* begin Exercise data *

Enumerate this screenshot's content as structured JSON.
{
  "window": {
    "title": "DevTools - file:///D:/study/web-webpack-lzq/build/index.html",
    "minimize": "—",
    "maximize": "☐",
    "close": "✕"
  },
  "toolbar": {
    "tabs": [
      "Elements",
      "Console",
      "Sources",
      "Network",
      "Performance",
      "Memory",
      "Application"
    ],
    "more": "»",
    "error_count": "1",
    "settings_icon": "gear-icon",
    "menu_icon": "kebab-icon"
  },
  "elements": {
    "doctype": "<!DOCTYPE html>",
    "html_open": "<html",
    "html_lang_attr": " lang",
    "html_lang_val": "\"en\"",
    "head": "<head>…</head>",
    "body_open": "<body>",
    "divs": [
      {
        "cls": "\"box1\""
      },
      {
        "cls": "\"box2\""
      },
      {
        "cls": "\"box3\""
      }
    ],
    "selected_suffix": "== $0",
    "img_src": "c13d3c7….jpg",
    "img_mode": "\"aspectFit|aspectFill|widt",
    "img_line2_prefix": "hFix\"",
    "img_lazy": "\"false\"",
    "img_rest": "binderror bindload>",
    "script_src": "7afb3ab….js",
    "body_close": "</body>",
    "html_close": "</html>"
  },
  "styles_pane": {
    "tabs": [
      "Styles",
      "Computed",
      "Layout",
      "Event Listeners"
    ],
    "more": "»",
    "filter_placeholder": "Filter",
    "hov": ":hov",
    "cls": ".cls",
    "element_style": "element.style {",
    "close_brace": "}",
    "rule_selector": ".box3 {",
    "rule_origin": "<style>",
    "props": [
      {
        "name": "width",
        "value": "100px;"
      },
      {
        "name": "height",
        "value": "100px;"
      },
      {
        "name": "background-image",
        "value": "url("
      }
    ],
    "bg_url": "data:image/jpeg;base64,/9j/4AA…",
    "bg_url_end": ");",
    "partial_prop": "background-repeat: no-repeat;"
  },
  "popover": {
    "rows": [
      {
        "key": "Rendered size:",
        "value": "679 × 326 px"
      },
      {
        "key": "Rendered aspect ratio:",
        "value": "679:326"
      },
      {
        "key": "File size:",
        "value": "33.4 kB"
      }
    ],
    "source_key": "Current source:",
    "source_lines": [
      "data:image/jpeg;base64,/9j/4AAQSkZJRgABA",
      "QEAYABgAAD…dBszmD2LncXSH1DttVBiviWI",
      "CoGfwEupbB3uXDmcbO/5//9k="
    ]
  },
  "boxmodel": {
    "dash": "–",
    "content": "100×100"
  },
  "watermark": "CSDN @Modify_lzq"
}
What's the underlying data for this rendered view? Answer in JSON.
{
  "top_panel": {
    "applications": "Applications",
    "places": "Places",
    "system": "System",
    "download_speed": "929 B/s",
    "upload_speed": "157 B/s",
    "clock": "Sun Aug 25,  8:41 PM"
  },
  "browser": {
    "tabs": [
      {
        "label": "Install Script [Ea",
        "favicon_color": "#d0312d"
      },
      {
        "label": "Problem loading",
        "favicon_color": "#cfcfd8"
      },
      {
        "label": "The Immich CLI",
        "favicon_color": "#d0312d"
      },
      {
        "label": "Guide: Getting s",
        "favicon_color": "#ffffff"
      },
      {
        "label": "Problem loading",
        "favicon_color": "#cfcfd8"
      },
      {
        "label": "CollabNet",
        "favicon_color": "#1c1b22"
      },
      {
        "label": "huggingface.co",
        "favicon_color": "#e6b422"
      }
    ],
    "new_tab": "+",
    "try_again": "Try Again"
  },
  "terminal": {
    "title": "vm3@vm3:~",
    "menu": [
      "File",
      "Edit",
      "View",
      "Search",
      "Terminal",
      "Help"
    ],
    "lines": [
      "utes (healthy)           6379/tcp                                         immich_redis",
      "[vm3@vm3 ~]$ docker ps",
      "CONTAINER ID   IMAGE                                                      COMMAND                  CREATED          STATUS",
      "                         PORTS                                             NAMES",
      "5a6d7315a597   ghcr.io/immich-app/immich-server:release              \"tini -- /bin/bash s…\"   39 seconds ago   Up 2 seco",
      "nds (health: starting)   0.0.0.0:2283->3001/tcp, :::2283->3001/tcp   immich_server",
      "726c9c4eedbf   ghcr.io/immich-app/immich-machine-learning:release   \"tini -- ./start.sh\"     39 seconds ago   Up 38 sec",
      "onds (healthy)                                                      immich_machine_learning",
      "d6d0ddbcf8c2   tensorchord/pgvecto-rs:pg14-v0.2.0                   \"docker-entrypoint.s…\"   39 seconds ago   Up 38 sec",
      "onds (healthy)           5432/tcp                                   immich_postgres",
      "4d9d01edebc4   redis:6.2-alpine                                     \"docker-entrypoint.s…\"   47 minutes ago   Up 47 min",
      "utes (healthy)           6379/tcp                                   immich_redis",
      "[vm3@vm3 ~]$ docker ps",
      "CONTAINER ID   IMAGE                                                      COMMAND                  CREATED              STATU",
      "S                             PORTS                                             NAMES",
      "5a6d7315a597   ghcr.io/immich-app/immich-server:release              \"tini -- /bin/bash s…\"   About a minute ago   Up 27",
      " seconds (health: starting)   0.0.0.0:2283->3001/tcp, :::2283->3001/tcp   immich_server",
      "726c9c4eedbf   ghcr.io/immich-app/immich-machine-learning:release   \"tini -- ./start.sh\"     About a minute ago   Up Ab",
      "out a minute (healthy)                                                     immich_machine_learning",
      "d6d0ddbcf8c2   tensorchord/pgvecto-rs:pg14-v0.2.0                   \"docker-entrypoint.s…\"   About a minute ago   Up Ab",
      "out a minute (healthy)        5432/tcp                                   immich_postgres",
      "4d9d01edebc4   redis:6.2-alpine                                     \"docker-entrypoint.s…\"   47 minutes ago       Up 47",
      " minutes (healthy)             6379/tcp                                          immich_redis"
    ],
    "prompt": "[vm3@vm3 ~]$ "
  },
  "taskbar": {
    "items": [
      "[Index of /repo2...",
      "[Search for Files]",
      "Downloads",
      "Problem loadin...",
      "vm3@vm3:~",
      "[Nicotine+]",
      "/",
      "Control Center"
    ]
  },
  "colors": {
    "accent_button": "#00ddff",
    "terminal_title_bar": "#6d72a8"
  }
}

* end Exercise data *

Task objective
Isolate the lines that hold the word "COMMAND" and copy all of them.

Solution for this problem
      "CONTAINER ID   IMAGE                                                      COMMAND                  CREATED          STATUS",
      "CONTAINER ID   IMAGE                                                      COMMAND                  CREATED              STATU",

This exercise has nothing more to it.